→ **Work to complete**:
Emit the entire listing verbatim.

* BEGIN *

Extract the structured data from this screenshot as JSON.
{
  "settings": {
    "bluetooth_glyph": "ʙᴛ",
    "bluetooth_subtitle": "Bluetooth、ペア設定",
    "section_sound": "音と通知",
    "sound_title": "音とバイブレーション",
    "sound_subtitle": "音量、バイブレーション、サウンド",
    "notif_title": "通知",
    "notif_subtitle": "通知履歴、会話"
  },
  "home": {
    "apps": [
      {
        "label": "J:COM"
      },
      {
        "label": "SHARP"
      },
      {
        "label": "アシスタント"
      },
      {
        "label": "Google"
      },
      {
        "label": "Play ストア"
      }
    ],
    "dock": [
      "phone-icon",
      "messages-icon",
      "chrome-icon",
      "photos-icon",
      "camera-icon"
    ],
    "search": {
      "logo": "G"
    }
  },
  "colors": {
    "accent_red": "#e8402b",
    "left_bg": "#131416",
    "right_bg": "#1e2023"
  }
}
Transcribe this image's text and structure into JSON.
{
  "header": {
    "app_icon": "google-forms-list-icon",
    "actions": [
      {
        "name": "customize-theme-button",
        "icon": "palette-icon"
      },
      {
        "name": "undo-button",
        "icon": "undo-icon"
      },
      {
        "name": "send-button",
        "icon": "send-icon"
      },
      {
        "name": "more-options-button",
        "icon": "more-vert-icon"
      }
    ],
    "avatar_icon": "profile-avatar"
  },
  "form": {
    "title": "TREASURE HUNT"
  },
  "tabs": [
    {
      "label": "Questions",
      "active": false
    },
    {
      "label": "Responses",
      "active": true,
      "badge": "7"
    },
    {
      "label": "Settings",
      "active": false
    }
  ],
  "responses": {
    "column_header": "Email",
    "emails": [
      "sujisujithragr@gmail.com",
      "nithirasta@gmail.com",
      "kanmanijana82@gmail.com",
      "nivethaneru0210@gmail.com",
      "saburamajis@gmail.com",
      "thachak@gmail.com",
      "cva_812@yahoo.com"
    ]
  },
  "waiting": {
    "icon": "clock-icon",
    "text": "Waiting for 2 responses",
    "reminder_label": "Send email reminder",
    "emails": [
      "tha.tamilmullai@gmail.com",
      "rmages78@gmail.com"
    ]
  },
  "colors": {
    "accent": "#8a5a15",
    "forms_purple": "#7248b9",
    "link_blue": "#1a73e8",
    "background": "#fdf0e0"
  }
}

* END *

→ **Final result**:
Extract the structured data from this screenshot as JSON.
{
  "settings": {
    "bluetooth_glyph": "ʙᴛ",
    "bluetooth_subtitle": "Bluetooth、ペア設定",
    "section_sound": "音と通知",
    "sound_title": "音とバイブレーション",
    "sound_subtitle": "音量、バイブレーション、サウンド",
    "notif_title": "通知",
    "notif_subtitle": "通知履歴、会話"
  },
  "home": {
    "apps": [
      {
        "label": "J:COM"
      },
      {
        "label": "SHARP"
      },
      {
        "label": "アシスタント"
      },
      {
        "label": "Google"
      },
      {
        "label": "Play ストア"
      }
    ],
    "dock": [
      "phone-icon",
      "messages-icon",
      "chrome-icon",
      "photos-icon",
      "camera-icon"
    ],
    "search": {
      "logo": "G"
    }
  },
  "colors": {
    "accent_red": "#e8402b",
    "left_bg": "#131416",
    "right_bg": "#1e2023"
  }
}
Transcribe this image's text and structure into JSON.
{
  "header": {
    "app_icon": "google-forms-list-icon",
    "actions": [
      {
        "name": "customize-theme-button",
        "icon": "palette-icon"
      },
      {
        "name": "undo-button",
        "icon": "undo-icon"
      },
      {
        "name": "send-button",
        "icon": "send-icon"
      },
      {
        "name": "more-options-button",
        "icon": "more-vert-icon"
      }
    ],
    "avatar_icon": "profile-avatar"
  },
  "form": {
    "title": "TREASURE HUNT"
  },
  "tabs": [
    {
      "label": "Questions",
      "active": false
    },
    {
      "label": "Responses",
      "active": true,
      "badge": "7"
    },
    {
      "label": "Settings",
      "active": false
    }
  ],
  "responses": {
    "column_header": "Email",
    "emails": [
      "sujisujithragr@gmail.com",
      "nithirasta@gmail.com",
      "kanmanijana82@gmail.com",
      "nivethaneru0210@gmail.com",
      "saburamajis@gmail.com",
      "thachak@gmail.com",
      "cva_812@yahoo.com"
    ]
  },
  "waiting": {
    "icon": "clock-icon",
    "text": "Waiting for 2 responses",
    "reminder_label": "Send email reminder",
    "emails": [
      "tha.tamilmullai@gmail.com",
      "rmages78@gmail.com"
    ]
  },
  "colors": {
    "accent": "#8a5a15",
    "forms_purple": "#7248b9",
    "link_blue": "#1a73e8",
    "background": "#fdf0e0"
  }
}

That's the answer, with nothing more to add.